- Requisitos da tarefa: Devolva, copiado sem nenhuma alteração, todo o trecho fornecido desde "5. Entre o simbólico" até "simbólica no inconsciente.".

- Trecho fornecido:
4. O papel dos neurônios-espelho

Descobertos por Rizzolatti, os neurônios-espelho permitem que observar uma ação ative os mesmos circuitos de quem a executa. Em amputados e lesados, a observação de ações ou o uso de realidade virtual pode reativar mapas motores, facilitando a incorporação de próteses neurais. Trata-se de um mecanismo de aprendizagem vicária que dialoga com a própria noção freudiana de repetição: repetir, observar e imitar constituem formas de manter vivo o traço.


5. Entre o simbólico e o material

A questão que se coloca é se essas memórias são apenas simbólicas ou também materiais. A neurociência mostra que há uma sustentação fisiológica — sinapses, redes, padrões de conectividade —, enquanto a psicanálise ressalta a dimensão de significação que ultrapassa o dado biológico. O membro fantasma é, portanto, tanto traço material no córtex quanto inscrição simbólica no inconsciente.

- Dados armazenados:
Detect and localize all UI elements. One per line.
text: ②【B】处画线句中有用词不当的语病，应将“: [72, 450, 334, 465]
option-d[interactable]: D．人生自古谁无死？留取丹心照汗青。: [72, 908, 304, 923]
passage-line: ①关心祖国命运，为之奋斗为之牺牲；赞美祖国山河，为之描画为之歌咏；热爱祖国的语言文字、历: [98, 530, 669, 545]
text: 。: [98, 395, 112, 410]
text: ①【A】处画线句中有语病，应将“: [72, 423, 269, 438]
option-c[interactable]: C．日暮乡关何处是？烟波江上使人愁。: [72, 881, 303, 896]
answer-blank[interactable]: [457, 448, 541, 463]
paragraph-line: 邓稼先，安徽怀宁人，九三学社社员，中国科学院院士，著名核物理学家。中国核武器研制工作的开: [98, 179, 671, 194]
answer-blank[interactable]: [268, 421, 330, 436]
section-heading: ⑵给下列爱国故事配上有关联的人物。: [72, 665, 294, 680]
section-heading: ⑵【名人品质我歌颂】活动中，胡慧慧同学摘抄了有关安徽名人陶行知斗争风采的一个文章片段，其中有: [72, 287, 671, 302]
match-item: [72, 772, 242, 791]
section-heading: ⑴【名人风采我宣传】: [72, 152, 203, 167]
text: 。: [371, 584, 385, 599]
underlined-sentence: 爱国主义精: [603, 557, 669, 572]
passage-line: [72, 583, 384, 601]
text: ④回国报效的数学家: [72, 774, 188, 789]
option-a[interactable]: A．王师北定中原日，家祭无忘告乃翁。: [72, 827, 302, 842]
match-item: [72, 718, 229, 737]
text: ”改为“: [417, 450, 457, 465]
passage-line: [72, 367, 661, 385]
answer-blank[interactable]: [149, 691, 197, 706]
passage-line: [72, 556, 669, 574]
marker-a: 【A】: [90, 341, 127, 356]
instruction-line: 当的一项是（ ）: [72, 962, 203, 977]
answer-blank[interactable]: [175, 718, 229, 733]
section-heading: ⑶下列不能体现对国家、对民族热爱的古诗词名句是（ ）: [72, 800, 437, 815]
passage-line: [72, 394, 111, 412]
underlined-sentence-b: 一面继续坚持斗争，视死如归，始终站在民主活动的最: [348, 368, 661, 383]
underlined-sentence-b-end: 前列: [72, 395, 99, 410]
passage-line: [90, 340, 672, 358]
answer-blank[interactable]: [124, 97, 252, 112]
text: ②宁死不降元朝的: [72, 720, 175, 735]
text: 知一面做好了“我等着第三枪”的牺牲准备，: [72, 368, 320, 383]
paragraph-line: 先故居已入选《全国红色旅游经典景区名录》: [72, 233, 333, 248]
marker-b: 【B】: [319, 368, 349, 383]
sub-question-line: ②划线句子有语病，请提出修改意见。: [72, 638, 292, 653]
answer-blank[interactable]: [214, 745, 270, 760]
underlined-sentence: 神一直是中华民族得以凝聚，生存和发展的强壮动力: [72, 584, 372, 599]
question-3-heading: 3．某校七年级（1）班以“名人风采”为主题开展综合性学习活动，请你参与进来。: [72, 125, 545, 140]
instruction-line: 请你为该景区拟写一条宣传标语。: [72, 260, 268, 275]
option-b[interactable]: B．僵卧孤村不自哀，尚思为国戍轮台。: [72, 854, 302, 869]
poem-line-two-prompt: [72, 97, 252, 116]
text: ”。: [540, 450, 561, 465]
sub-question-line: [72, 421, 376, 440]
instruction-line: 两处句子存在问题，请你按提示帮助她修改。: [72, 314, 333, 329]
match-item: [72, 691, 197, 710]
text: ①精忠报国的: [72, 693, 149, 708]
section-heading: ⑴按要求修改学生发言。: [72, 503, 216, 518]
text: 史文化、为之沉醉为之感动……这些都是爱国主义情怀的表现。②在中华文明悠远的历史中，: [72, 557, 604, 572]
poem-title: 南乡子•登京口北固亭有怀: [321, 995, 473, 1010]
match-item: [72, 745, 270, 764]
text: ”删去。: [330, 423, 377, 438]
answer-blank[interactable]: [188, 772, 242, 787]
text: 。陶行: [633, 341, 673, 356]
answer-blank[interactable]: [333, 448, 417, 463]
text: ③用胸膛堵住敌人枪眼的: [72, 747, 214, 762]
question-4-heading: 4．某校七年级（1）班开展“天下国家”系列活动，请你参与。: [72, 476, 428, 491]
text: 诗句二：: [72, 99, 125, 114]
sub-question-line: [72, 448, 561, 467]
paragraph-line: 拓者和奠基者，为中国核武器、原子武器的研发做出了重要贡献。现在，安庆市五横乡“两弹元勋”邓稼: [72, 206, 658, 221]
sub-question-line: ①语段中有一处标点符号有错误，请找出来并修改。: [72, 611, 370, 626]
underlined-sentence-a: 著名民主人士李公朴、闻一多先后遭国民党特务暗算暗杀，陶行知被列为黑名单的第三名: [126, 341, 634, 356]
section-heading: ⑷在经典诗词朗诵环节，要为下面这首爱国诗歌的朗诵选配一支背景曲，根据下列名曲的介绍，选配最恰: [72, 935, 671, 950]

- Resposta da tarefa:
5. Entre o simbólico e o material

A questão que se coloca é se essas memórias são apenas simbólicas ou também materiais. A neurociência mostra que há uma sustentação fisiológica — sinapses, redes, padrões de conectividade —, enquanto a psicanálise ressalta a dimensão de significação que ultrapassa o dado biológico. O membro fantasma é, portanto, tanto traço material no córtex quanto inscrição simbólica no inconsciente.